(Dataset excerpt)
——
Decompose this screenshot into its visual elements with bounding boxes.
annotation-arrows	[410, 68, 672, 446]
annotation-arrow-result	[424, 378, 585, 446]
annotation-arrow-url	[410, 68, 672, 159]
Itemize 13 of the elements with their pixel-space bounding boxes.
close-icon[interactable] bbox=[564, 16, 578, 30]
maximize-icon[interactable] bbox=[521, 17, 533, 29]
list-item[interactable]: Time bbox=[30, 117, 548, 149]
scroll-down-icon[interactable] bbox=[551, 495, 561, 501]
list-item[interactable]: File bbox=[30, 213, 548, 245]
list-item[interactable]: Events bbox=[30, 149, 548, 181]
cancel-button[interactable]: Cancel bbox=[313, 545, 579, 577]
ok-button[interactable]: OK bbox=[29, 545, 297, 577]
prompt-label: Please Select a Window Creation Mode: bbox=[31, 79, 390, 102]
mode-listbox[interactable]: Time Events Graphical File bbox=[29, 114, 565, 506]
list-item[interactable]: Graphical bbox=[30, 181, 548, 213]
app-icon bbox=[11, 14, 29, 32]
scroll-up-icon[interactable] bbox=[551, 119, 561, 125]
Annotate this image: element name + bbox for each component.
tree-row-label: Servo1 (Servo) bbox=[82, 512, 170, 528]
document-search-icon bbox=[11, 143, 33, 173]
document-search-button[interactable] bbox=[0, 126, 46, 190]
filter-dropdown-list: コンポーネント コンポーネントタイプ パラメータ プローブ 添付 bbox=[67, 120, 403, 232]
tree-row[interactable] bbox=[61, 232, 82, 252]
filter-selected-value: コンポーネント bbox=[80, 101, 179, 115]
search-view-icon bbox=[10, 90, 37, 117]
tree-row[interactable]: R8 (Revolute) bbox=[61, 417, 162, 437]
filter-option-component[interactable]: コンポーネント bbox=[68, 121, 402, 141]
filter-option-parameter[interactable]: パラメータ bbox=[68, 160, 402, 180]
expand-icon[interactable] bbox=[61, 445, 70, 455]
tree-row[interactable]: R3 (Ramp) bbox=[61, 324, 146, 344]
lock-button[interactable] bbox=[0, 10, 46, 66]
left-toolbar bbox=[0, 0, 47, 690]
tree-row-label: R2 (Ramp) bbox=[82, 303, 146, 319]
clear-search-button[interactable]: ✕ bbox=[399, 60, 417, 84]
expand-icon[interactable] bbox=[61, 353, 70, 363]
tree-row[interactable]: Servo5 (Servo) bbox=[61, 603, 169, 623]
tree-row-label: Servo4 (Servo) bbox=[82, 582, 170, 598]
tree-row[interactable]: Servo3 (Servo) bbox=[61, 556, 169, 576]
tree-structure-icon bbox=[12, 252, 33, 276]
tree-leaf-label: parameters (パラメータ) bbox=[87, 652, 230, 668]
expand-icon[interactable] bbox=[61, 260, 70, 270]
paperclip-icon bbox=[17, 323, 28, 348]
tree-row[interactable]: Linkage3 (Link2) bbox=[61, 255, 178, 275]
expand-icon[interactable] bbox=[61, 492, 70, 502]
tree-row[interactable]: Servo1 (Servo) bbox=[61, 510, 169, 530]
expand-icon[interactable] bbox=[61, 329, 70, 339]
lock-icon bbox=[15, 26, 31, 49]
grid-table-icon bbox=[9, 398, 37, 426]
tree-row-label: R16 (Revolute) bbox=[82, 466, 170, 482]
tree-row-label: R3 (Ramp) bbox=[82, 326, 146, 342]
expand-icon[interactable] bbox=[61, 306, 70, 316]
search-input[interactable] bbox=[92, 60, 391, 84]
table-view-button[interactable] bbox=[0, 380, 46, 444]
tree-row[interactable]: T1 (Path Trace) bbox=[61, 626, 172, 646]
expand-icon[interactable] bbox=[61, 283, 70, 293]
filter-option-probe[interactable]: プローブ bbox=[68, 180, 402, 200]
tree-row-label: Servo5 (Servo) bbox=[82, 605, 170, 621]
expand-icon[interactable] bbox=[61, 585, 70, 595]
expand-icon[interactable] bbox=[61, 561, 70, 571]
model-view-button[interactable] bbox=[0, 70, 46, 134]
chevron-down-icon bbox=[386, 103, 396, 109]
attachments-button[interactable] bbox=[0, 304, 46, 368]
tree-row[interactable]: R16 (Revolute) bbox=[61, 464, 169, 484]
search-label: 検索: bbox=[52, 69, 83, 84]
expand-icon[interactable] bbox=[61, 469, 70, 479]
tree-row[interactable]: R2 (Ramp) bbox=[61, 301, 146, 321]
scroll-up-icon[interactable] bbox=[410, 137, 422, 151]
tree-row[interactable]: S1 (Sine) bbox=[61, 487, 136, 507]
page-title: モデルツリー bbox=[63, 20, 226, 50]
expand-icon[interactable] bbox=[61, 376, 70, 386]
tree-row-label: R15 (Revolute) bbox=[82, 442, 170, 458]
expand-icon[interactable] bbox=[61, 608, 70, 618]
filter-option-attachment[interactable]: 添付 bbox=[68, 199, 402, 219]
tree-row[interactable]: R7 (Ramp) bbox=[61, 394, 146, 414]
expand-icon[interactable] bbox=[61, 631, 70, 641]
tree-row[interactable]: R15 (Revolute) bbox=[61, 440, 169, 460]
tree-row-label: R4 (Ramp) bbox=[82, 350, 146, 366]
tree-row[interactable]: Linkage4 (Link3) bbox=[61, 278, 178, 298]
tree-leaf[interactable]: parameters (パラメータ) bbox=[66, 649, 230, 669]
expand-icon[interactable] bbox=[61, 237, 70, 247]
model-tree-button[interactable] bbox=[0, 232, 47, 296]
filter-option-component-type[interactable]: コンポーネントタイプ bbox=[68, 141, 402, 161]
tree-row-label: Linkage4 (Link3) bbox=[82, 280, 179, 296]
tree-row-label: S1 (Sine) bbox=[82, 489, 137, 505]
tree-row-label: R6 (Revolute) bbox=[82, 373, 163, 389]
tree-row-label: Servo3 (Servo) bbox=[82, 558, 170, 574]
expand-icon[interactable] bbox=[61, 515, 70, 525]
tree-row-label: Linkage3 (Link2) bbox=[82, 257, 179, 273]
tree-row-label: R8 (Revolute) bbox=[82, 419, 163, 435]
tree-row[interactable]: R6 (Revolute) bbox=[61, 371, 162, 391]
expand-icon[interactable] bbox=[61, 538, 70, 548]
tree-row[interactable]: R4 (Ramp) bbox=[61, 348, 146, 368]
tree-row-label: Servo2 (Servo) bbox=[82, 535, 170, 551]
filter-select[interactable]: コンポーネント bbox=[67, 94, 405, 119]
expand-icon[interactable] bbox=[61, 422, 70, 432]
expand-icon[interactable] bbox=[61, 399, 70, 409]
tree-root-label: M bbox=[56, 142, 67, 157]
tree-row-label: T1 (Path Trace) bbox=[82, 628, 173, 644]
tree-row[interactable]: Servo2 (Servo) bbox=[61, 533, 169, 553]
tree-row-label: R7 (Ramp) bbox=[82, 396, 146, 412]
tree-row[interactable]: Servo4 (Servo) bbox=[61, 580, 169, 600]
——
• [WRITTEN TASK]:
Reproduce all of the items above verbatim, line for line.

• [TASK RESPONSE]:
Decompose this screenshot into its visual elements with bounding boxes.
annotation-arrows	[410, 68, 672, 446]
annotation-arrow-result	[424, 378, 585, 446]
annotation-arrow-url	[410, 68, 672, 159]
Itemize 13 of the elements with their pixel-space bounding boxes.
close-icon[interactable] bbox=[564, 16, 578, 30]
maximize-icon[interactable] bbox=[521, 17, 533, 29]
list-item[interactable]: Time bbox=[30, 117, 548, 149]
scroll-down-icon[interactable] bbox=[551, 495, 561, 501]
list-item[interactable]: File bbox=[30, 213, 548, 245]
list-item[interactable]: Events bbox=[30, 149, 548, 181]
cancel-button[interactable]: Cancel bbox=[313, 545, 579, 577]
ok-button[interactable]: OK bbox=[29, 545, 297, 577]
prompt-label: Please Select a Window Creation Mode: bbox=[31, 79, 390, 102]
mode-listbox[interactable]: Time Events Graphical File bbox=[29, 114, 565, 506]
list-item[interactable]: Graphical bbox=[30, 181, 548, 213]
app-icon bbox=[11, 14, 29, 32]
scroll-up-icon[interactable] bbox=[551, 119, 561, 125]
Annotate this image: element name + bbox for each component.
tree-row-label: Servo1 (Servo) bbox=[82, 512, 170, 528]
document-search-icon bbox=[11, 143, 33, 173]
document-search-button[interactable] bbox=[0, 126, 46, 190]
filter-dropdown-list: コンポーネント コンポーネントタイプ パラメータ プローブ 添付 bbox=[67, 120, 403, 232]
tree-row[interactable] bbox=[61, 232, 82, 252]
filter-selected-value: コンポーネント bbox=[80, 101, 179, 115]
search-view-icon bbox=[10, 90, 37, 117]
tree-row[interactable]: R8 (Revolute) bbox=[61, 417, 162, 437]
filter-option-component[interactable]: コンポーネント bbox=[68, 121, 402, 141]
filter-option-parameter[interactable]: パラメータ bbox=[68, 160, 402, 180]
expand-icon[interactable] bbox=[61, 445, 70, 455]
tree-row[interactable]: R3 (Ramp) bbox=[61, 324, 146, 344]
lock-button[interactable] bbox=[0, 10, 46, 66]
left-toolbar bbox=[0, 0, 47, 690]
tree-row-label: R2 (Ramp) bbox=[82, 303, 146, 319]
clear-search-button[interactable]: ✕ bbox=[399, 60, 417, 84]
expand-icon[interactable] bbox=[61, 353, 70, 363]
tree-row[interactable]: Servo5 (Servo) bbox=[61, 603, 169, 623]
tree-row-label: Servo4 (Servo) bbox=[82, 582, 170, 598]
tree-row[interactable]: Servo3 (Servo) bbox=[61, 556, 169, 576]
tree-structure-icon bbox=[12, 252, 33, 276]
tree-leaf-label: parameters (パラメータ) bbox=[87, 652, 230, 668]
expand-icon[interactable] bbox=[61, 260, 70, 270]
paperclip-icon bbox=[17, 323, 28, 348]
tree-row[interactable]: Linkage3 (Link2) bbox=[61, 255, 178, 275]
expand-icon[interactable] bbox=[61, 492, 70, 502]
tree-row[interactable]: Servo1 (Servo) bbox=[61, 510, 169, 530]
expand-icon[interactable] bbox=[61, 329, 70, 339]
lock-icon bbox=[15, 26, 31, 49]
grid-table-icon bbox=[9, 398, 37, 426]
tree-row-label: R16 (Revolute) bbox=[82, 466, 170, 482]
tree-row-label: R3 (Ramp) bbox=[82, 326, 146, 342]
expand-icon[interactable] bbox=[61, 306, 70, 316]
search-input[interactable] bbox=[92, 60, 391, 84]
table-view-button[interactable] bbox=[0, 380, 46, 444]
tree-row[interactable]: T1 (Path Trace) bbox=[61, 626, 172, 646]
expand-icon[interactable] bbox=[61, 283, 70, 293]
filter-option-probe[interactable]: プローブ bbox=[68, 180, 402, 200]
tree-row-label: Servo5 (Servo) bbox=[82, 605, 170, 621]
expand-icon[interactable] bbox=[61, 585, 70, 595]
expand-icon[interactable] bbox=[61, 561, 70, 571]
model-view-button[interactable] bbox=[0, 70, 46, 134]
chevron-down-icon bbox=[386, 103, 396, 109]
attachments-button[interactable] bbox=[0, 304, 46, 368]
tree-row[interactable]: R16 (Revolute) bbox=[61, 464, 169, 484]
search-label: 検索: bbox=[52, 69, 83, 84]
expand-icon[interactable] bbox=[61, 469, 70, 479]
tree-row[interactable]: R2 (Ramp) bbox=[61, 301, 146, 321]
scroll-up-icon[interactable] bbox=[410, 137, 422, 151]
tree-row[interactable]: S1 (Sine) bbox=[61, 487, 136, 507]
page-title: モデルツリー bbox=[63, 20, 226, 50]
expand-icon[interactable] bbox=[61, 376, 70, 386]
tree-row-label: R15 (Revolute) bbox=[82, 442, 170, 458]
expand-icon[interactable] bbox=[61, 608, 70, 618]
filter-option-attachment[interactable]: 添付 bbox=[68, 199, 402, 219]
tree-row[interactable]: R7 (Ramp) bbox=[61, 394, 146, 414]
expand-icon[interactable] bbox=[61, 631, 70, 641]
tree-row[interactable]: R15 (Revolute) bbox=[61, 440, 169, 460]
tree-row-label: R4 (Ramp) bbox=[82, 350, 146, 366]
tree-row[interactable]: Linkage4 (Link3) bbox=[61, 278, 178, 298]
tree-leaf[interactable]: parameters (パラメータ) bbox=[66, 649, 230, 669]
expand-icon[interactable] bbox=[61, 237, 70, 247]
model-tree-button[interactable] bbox=[0, 232, 47, 296]
filter-option-component-type[interactable]: コンポーネントタイプ bbox=[68, 141, 402, 161]
tree-row-label: Linkage4 (Link3) bbox=[82, 280, 179, 296]
tree-row-label: S1 (Sine) bbox=[82, 489, 137, 505]
tree-row-label: R6 (Revolute) bbox=[82, 373, 163, 389]
tree-row-label: Servo3 (Servo) bbox=[82, 558, 170, 574]
expand-icon[interactable] bbox=[61, 515, 70, 525]
tree-row-label: Linkage3 (Link2) bbox=[82, 257, 179, 273]
tree-row-label: R8 (Revolute) bbox=[82, 419, 163, 435]
tree-row[interactable]: R6 (Revolute) bbox=[61, 371, 162, 391]
expand-icon[interactable] bbox=[61, 538, 70, 548]
tree-row[interactable]: R4 (Ramp) bbox=[61, 348, 146, 368]
tree-row-label: Servo2 (Servo) bbox=[82, 535, 170, 551]
filter-select[interactable]: コンポーネント bbox=[67, 94, 405, 119]
expand-icon[interactable] bbox=[61, 422, 70, 432]
expand-icon[interactable] bbox=[61, 399, 70, 409]
tree-root-label: M bbox=[56, 142, 67, 157]
tree-row-label: T1 (Path Trace) bbox=[82, 628, 173, 644]
tree-row[interactable]: Servo2 (Servo) bbox=[61, 533, 169, 553]
tree-row-label: R7 (Ramp) bbox=[82, 396, 146, 412]
tree-row[interactable]: Servo4 (Servo) bbox=[61, 580, 169, 600]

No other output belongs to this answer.